(Saved entries)

****

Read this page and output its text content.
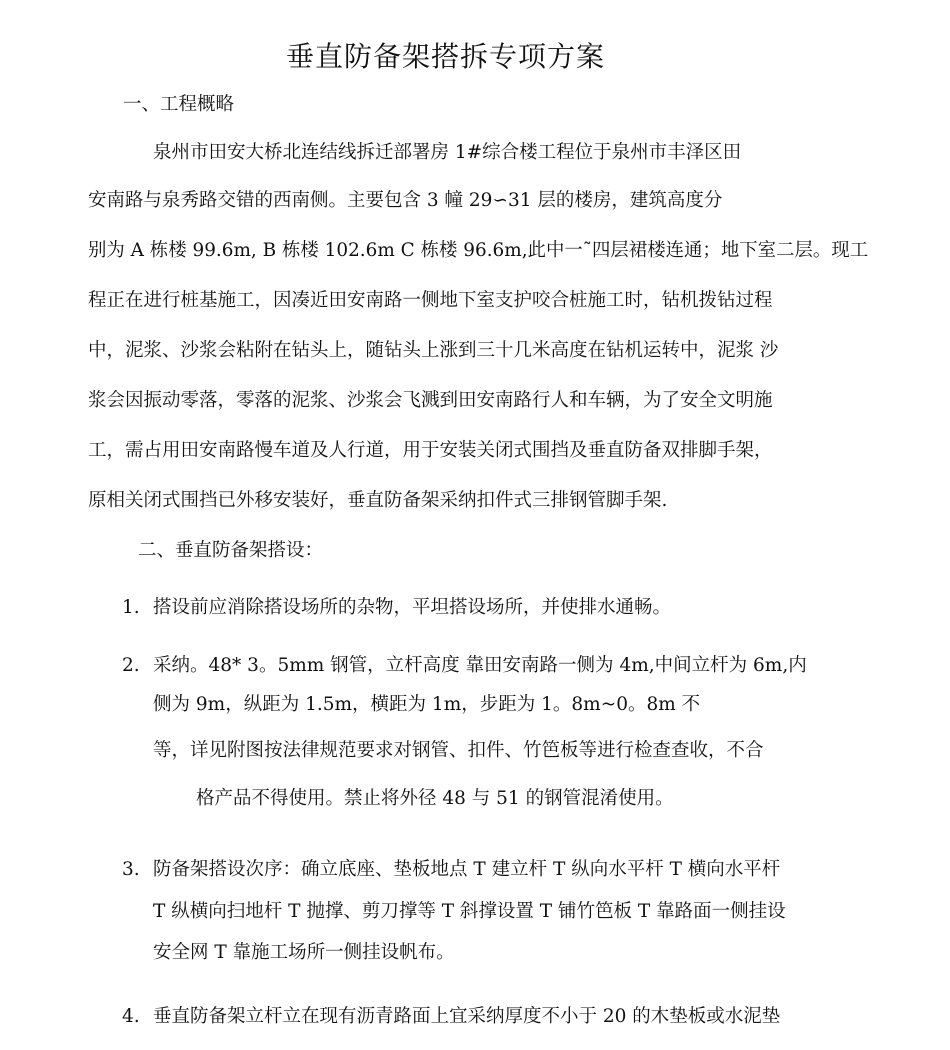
垂直防备架搭拆专项方案
一、工程概略
泉州市田安大桥北连结线拆迁部署房 1#综合楼工程位于泉州市丰泽区田
安南路与泉秀路交错的西南侧。主要包含 3 幢 29∽31 层的楼房，建筑高度分
别为 A 栋楼 99.6m, B 栋楼 102.6m C 栋楼 96.6m,此中一˜四层裙楼连通；地下室二层。现工
程正在进行桩基施工，因凑近田安南路一侧地下室支护咬合桩施工时，钻机拨钻过程
中，泥浆、沙浆会粘附在钻头上，随钻头上涨到三十几米高度在钻机运转中，泥浆 沙
浆会因振动零落，零落的泥浆、沙浆会飞溅到田安南路行人和车辆，为了安全文明施
工，需占用田安南路慢车道及人行道，用于安装关闭式围挡及垂直防备双排脚手架，
原相关闭式围挡已外移安装好，垂直防备架采纳扣件式三排钢管脚手架.
二、垂直防备架搭设：
1. 搭设前应消除搭设场所的杂物，平坦搭设场所，并使排水通畅。
2. 采纳。48* 3。5mm 钢管，立杆高度 靠田安南路一侧为 4m,中间立杆为 6m,内
侧为 9m，纵距为 1.5m，横距为 1m，步距为 1。8m~0。8m 不
等，详见附图按法律规范要求对钢管、扣件、竹笆板等进行检查查收，不合
格产品不得使用。禁止将外径 48 与 51 的钢管混淆使用。
3. 防备架搭设次序：确立底座、垫板地点 T 建立杆 T 纵向水平杆 T 横向水平杆
T 纵横向扫地杆 T 抛撑、剪刀撑等 T 斜撑设置 T 铺竹笆板 T 靠路面一侧挂设
安全网 T 靠施工场所一侧挂设帆布。
4. 垂直防备架立杆立在现有沥青路面上宜采纳厚度不小于 20 的木垫板或水泥垫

****

**Work required**
Extract the full listing above verbatim; pictures are to be left out of the copy.

**Result**
Read this page and output its text content.
垂直防备架搭拆专项方案
一、工程概略
泉州市田安大桥北连结线拆迁部署房 1#综合楼工程位于泉州市丰泽区田
安南路与泉秀路交错的西南侧。主要包含 3 幢 29∽31 层的楼房，建筑高度分
别为 A 栋楼 99.6m, B 栋楼 102.6m C 栋楼 96.6m,此中一˜四层裙楼连通；地下室二层。现工
程正在进行桩基施工，因凑近田安南路一侧地下室支护咬合桩施工时，钻机拨钻过程
中，泥浆、沙浆会粘附在钻头上，随钻头上涨到三十几米高度在钻机运转中，泥浆 沙
浆会因振动零落，零落的泥浆、沙浆会飞溅到田安南路行人和车辆，为了安全文明施
工，需占用田安南路慢车道及人行道，用于安装关闭式围挡及垂直防备双排脚手架，
原相关闭式围挡已外移安装好，垂直防备架采纳扣件式三排钢管脚手架.
二、垂直防备架搭设：
1. 搭设前应消除搭设场所的杂物，平坦搭设场所，并使排水通畅。
2. 采纳。48* 3。5mm 钢管，立杆高度 靠田安南路一侧为 4m,中间立杆为 6m,内
侧为 9m，纵距为 1.5m，横距为 1m，步距为 1。8m~0。8m 不
等，详见附图按法律规范要求对钢管、扣件、竹笆板等进行检查查收，不合
格产品不得使用。禁止将外径 48 与 51 的钢管混淆使用。
3. 防备架搭设次序：确立底座、垫板地点 T 建立杆 T 纵向水平杆 T 横向水平杆
T 纵横向扫地杆 T 抛撑、剪刀撑等 T 斜撑设置 T 铺竹笆板 T 靠路面一侧挂设
安全网 T 靠施工场所一侧挂设帆布。
4. 垂直防备架立杆立在现有沥青路面上宜采纳厚度不小于 20 的木垫板或水泥垫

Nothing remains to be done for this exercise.